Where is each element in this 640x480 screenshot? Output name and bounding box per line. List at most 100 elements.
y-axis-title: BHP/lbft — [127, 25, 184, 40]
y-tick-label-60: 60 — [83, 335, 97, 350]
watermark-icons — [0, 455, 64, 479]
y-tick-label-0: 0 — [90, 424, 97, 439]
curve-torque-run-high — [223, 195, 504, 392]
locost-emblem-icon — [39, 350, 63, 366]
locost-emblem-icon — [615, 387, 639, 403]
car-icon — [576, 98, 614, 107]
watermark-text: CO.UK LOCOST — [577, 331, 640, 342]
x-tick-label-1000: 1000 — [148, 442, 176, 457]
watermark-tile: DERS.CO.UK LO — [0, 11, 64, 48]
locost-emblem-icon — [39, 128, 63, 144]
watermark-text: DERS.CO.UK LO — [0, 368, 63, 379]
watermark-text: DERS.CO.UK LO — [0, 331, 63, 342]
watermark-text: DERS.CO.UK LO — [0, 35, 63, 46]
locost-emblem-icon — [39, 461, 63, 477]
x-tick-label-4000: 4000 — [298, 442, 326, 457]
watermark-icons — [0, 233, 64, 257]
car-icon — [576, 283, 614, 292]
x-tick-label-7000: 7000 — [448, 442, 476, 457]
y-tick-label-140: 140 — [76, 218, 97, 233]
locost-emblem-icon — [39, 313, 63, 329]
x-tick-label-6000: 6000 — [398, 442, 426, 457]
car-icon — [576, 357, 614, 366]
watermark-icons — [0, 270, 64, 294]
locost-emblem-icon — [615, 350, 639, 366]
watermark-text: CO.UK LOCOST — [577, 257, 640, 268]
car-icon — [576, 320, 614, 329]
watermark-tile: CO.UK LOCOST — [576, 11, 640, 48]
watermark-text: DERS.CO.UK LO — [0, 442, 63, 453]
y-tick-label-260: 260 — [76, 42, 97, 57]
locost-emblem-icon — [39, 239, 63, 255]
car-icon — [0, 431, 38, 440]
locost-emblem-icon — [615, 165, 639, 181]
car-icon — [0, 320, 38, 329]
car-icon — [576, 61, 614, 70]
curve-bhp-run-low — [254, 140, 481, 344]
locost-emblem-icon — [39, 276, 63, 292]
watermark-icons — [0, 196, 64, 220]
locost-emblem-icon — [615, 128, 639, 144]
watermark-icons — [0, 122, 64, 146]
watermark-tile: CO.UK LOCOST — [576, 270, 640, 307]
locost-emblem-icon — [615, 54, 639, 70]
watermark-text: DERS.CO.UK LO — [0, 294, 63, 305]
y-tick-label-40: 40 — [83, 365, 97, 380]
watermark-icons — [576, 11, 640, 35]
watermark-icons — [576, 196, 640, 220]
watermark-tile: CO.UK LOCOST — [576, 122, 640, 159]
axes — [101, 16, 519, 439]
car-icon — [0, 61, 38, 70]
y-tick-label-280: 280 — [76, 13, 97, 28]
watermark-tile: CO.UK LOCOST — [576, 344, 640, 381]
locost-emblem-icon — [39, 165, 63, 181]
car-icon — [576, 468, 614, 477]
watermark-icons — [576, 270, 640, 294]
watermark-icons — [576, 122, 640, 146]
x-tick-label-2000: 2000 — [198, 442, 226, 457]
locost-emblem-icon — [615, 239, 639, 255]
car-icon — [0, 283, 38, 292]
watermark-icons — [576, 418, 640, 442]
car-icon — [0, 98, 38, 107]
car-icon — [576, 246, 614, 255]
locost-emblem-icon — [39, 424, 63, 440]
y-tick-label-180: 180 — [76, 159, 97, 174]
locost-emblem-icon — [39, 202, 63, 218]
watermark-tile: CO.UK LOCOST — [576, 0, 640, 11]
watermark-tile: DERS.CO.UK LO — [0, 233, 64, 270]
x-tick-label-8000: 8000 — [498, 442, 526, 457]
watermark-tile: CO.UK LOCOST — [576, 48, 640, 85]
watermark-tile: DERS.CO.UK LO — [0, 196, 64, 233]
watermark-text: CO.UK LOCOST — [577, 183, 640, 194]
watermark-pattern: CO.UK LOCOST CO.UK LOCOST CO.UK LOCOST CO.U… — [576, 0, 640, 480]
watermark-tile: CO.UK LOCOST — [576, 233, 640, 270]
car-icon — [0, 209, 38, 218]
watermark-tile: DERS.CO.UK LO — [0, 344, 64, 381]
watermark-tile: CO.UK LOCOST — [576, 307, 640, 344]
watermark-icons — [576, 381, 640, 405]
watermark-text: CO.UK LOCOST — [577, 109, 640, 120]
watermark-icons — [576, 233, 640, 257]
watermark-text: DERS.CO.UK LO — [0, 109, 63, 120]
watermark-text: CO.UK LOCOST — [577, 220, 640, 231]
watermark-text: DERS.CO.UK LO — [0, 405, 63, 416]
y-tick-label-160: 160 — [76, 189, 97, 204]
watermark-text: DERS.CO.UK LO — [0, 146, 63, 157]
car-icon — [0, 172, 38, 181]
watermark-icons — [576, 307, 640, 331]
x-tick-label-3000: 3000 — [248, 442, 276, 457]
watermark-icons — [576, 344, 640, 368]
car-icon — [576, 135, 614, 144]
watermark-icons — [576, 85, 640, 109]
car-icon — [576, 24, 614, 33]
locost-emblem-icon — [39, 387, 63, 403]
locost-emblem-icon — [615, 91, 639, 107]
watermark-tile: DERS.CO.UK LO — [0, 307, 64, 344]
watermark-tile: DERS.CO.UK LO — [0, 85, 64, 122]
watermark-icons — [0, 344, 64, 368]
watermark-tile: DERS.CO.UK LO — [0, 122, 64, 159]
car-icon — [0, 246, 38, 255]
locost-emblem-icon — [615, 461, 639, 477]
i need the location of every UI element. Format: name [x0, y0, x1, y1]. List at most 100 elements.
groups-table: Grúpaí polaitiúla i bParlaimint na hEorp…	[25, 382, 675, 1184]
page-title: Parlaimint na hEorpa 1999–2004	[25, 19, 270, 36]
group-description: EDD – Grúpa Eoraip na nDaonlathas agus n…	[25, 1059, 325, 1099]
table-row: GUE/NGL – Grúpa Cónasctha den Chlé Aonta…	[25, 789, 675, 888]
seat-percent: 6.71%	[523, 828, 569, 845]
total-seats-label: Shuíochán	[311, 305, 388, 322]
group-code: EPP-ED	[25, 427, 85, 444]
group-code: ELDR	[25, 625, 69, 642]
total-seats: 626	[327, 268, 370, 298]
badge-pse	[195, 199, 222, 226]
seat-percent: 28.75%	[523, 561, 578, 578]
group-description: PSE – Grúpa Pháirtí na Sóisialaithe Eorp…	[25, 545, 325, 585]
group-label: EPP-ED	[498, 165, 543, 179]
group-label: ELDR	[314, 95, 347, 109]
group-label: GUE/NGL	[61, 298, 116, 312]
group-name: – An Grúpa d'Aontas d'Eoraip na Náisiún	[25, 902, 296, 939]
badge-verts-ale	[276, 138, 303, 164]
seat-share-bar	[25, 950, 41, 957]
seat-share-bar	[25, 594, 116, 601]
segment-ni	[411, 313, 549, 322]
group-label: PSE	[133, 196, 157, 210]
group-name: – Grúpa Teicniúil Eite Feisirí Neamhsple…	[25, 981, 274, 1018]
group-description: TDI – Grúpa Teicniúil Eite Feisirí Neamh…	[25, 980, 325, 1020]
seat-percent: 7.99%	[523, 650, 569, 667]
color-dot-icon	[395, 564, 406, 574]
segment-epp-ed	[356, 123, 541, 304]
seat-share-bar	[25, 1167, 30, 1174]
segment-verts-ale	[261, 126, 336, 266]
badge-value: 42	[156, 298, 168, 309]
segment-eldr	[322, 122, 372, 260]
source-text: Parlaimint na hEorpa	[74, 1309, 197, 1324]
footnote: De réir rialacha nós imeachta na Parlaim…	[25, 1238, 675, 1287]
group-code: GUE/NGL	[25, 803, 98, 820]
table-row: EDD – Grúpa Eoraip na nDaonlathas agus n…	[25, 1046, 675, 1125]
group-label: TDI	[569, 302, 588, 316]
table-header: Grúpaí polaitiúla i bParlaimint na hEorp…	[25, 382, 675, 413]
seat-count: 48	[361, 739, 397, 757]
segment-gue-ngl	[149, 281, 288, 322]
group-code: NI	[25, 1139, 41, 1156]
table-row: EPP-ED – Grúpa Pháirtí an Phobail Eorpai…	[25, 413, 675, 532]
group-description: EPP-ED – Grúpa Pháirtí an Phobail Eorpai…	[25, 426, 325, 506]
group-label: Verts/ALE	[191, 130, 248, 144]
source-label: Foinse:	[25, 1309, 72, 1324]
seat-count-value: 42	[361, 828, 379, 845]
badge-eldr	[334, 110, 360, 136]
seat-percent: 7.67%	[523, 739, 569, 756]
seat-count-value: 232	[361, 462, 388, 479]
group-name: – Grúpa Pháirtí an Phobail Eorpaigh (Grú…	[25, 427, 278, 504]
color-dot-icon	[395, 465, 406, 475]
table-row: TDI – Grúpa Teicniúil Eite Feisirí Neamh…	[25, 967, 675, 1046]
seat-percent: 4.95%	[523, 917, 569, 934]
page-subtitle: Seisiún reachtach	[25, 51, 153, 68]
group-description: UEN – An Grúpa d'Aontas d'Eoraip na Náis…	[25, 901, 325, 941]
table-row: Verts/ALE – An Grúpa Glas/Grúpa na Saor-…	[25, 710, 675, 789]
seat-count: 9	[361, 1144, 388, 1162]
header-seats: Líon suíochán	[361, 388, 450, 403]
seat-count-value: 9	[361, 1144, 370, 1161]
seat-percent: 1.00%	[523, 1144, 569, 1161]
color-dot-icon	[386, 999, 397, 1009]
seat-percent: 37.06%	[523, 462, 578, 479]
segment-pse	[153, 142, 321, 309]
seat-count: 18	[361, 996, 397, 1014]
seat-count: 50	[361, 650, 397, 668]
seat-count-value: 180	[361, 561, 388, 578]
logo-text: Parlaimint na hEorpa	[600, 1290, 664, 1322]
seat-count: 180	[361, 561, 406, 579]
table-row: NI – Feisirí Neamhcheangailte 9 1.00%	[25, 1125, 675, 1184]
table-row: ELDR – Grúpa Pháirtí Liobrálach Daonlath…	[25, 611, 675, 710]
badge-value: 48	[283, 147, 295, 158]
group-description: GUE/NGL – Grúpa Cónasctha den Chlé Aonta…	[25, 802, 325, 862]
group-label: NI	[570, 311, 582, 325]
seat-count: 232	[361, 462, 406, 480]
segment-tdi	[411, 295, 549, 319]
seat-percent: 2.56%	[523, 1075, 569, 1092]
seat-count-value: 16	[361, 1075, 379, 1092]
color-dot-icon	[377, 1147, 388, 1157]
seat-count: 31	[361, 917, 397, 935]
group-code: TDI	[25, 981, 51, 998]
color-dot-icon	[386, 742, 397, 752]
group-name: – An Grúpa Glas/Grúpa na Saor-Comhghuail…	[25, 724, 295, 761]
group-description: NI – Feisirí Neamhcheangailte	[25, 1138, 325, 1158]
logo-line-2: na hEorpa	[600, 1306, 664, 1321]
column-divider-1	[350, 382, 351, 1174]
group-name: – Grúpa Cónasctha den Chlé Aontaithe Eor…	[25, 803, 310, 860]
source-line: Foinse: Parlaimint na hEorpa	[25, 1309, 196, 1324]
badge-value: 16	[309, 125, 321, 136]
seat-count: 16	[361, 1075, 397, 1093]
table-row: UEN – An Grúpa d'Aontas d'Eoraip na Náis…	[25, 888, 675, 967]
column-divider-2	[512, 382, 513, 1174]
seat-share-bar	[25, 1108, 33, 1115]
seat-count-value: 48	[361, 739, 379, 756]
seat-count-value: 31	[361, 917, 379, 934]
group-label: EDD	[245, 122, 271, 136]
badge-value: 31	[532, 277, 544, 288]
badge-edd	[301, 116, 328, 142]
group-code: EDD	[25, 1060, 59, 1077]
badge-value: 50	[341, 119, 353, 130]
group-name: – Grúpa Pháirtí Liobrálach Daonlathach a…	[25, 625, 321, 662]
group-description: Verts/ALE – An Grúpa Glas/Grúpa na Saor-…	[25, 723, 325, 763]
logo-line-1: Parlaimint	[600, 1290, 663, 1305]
——
(Task prompt) Rewrite the material from its first line through the line containing "y-tick-label-0: 0 — [90, 424, 97, 439]", renaming "watermark-icons" to "watermark-logos" and leaving everything else unchanged.

(Worked answer)
Where is each element in this 640x480 screenshot? Output name and bounding box per line. List at most 100 elements.
y-axis-title: BHP/lbft — [127, 25, 184, 40]
y-tick-label-60: 60 — [83, 335, 97, 350]
watermark-logos — [0, 455, 64, 479]
y-tick-label-0: 0 — [90, 424, 97, 439]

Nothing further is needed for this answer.